[A block of data]
-----

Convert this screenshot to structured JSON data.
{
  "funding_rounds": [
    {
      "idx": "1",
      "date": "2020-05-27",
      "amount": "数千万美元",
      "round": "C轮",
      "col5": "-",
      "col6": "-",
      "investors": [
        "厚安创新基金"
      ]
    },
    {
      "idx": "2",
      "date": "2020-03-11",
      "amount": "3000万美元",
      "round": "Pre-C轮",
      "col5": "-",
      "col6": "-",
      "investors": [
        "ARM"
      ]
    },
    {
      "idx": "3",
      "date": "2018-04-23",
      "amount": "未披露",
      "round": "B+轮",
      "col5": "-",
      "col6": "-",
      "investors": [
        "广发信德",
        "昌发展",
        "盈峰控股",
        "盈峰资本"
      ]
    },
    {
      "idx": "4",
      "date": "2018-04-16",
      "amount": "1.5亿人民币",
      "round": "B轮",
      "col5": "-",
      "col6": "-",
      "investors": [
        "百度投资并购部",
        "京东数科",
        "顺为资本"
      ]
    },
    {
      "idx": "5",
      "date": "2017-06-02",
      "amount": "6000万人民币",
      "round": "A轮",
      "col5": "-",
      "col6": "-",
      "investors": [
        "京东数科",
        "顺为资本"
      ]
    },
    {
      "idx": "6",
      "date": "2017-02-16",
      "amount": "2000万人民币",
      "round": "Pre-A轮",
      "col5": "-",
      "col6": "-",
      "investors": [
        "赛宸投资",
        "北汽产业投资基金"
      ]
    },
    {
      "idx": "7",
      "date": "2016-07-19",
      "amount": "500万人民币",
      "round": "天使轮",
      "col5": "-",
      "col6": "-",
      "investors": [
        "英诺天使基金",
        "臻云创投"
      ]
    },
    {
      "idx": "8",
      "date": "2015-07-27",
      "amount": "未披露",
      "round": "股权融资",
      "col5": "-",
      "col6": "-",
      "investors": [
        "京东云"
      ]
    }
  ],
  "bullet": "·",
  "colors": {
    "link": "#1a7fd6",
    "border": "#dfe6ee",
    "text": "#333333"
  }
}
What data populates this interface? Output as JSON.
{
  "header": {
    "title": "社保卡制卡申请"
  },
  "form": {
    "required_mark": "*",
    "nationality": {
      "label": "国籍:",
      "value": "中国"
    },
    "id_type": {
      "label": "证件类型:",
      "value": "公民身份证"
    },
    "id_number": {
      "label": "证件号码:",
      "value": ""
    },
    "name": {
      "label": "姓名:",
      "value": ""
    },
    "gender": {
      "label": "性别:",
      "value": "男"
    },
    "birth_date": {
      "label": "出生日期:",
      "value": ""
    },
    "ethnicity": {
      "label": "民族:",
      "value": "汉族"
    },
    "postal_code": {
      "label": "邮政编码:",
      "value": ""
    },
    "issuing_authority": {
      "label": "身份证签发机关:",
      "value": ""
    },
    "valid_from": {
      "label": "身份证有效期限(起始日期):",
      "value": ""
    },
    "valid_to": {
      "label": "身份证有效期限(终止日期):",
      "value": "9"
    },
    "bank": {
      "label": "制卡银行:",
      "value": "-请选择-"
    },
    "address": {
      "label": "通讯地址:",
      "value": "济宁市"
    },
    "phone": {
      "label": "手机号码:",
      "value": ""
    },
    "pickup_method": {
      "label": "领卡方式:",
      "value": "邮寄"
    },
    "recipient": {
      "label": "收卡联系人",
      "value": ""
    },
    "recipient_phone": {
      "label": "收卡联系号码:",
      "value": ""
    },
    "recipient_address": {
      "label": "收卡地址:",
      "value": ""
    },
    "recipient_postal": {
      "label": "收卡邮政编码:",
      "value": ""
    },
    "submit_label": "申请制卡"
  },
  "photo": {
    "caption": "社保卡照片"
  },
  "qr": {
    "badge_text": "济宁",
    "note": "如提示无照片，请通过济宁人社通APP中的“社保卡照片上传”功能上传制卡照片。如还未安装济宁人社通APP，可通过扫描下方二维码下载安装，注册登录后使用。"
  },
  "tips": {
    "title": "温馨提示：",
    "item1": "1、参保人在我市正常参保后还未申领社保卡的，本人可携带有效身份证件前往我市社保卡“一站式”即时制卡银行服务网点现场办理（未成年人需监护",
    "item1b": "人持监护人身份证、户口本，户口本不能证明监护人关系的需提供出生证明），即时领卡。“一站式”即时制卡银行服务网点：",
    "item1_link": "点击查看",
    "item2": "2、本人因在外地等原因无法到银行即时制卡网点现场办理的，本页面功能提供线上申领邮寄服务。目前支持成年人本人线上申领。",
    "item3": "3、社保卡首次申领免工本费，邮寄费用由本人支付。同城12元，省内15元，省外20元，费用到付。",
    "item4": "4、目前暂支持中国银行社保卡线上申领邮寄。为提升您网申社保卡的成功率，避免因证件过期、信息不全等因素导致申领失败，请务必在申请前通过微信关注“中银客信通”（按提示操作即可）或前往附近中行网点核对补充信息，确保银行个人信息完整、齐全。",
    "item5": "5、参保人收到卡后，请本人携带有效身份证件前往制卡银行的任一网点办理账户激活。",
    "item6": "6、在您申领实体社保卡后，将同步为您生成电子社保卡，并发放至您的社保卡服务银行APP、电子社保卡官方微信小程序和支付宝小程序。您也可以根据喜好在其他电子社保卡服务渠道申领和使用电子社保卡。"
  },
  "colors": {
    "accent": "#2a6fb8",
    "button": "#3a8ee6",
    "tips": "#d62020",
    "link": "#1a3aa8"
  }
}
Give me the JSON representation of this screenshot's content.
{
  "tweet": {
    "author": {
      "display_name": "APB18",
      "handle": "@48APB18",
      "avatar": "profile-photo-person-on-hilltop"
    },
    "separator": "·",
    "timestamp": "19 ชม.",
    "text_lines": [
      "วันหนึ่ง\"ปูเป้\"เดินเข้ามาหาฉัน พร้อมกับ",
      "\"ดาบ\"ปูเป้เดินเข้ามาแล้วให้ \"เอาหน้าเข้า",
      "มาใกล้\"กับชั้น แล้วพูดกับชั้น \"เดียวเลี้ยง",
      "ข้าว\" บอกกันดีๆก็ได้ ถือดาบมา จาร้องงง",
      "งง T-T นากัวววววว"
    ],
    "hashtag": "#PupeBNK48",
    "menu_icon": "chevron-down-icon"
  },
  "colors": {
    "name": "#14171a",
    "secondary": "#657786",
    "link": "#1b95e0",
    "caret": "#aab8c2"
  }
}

-----

**Given instruction**
Return, word for word, every line from the line with "Give me the" to the final line of the data.

**Task solution**
Give me the JSON representation of this screenshot's content.
{
  "tweet": {
    "author": {
      "display_name": "APB18",
      "handle": "@48APB18",
      "avatar": "profile-photo-person-on-hilltop"
    },
    "separator": "·",
    "timestamp": "19 ชม.",
    "text_lines": [
      "วันหนึ่ง\"ปูเป้\"เดินเข้ามาหาฉัน พร้อมกับ",
      "\"ดาบ\"ปูเป้เดินเข้ามาแล้วให้ \"เอาหน้าเข้า",
      "มาใกล้\"กับชั้น แล้วพูดกับชั้น \"เดียวเลี้ยง",
      "ข้าว\" บอกกันดีๆก็ได้ ถือดาบมา จาร้องงง",
      "งง T-T นากัวววววว"
    ],
    "hashtag": "#PupeBNK48",
    "menu_icon": "chevron-down-icon"
  },
  "colors": {
    "name": "#14171a",
    "secondary": "#657786",
    "link": "#1b95e0",
    "caret": "#aab8c2"
  }
}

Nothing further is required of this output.